— Start of Records for processing —

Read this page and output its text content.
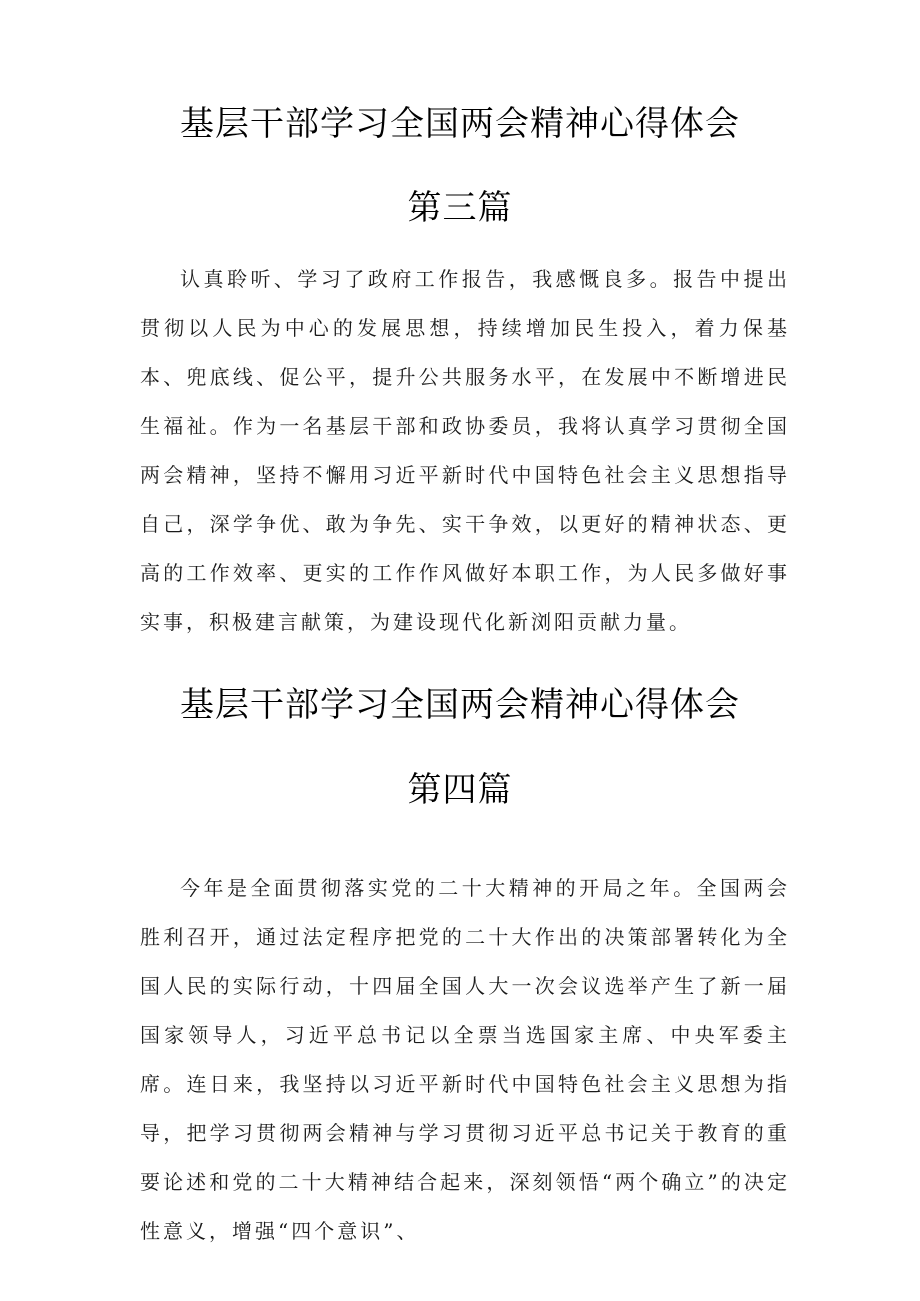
基层干部学习全国两会精神心得体会
第三篇

认真聆听、学习了政府工作报告，我感慨良多。报告中提出贯彻以人民为中心的发展思想，持续增加民生投入，着力保基本、兜底线、促公平，提升公共服务水平，在发展中不断增进民生福祉。作为一名基层干部和政协委员，我将认真学习贯彻全国两会精神，坚持不懈用习近平新时代中国特色社会主义思想指导自己，深学争优、敢为争先、实干争效，以更好的精神状态、更高的工作效率、更实的工作作风做好本职工作，为人民多做好事实事，积极建言献策，为建设现代化新浏阳贡献力量。

基层干部学习全国两会精神心得体会
第四篇

今年是全面贯彻落实党的二十大精神的开局之年。全国两会胜利召开，通过法定程序把党的二十大作出的决策部署转化为全国人民的实际行动，十四届全国人大一次会议选举产生了新一届国家领导人，习近平总书记以全票当选国家主席、中央军委主席。连日来，我坚持以习近平新时代中国特色社会主义思想为指导，把学习贯彻两会精神与学习贯彻习近平总书记关于教育的重要论述和党的二十大精神结合起来，深刻领悟“两个确立”的决定性意义，增强“四个意识”、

— End of Records for processing —

- **What is expected**:
Repeat the material above in full and unchanged, minus its images.

- **Response to the exercise**:
Read this page and output its text content.
基层干部学习全国两会精神心得体会
第三篇

认真聆听、学习了政府工作报告，我感慨良多。报告中提出贯彻以人民为中心的发展思想，持续增加民生投入，着力保基本、兜底线、促公平，提升公共服务水平，在发展中不断增进民生福祉。作为一名基层干部和政协委员，我将认真学习贯彻全国两会精神，坚持不懈用习近平新时代中国特色社会主义思想指导自己，深学争优、敢为争先、实干争效，以更好的精神状态、更高的工作效率、更实的工作作风做好本职工作，为人民多做好事实事，积极建言献策，为建设现代化新浏阳贡献力量。

基层干部学习全国两会精神心得体会
第四篇

今年是全面贯彻落实党的二十大精神的开局之年。全国两会胜利召开，通过法定程序把党的二十大作出的决策部署转化为全国人民的实际行动，十四届全国人大一次会议选举产生了新一届国家领导人，习近平总书记以全票当选国家主席、中央军委主席。连日来，我坚持以习近平新时代中国特色社会主义思想为指导，把学习贯彻两会精神与学习贯彻习近平总书记关于教育的重要论述和党的二十大精神结合起来，深刻领悟“两个确立”的决定性意义，增强“四个意识”、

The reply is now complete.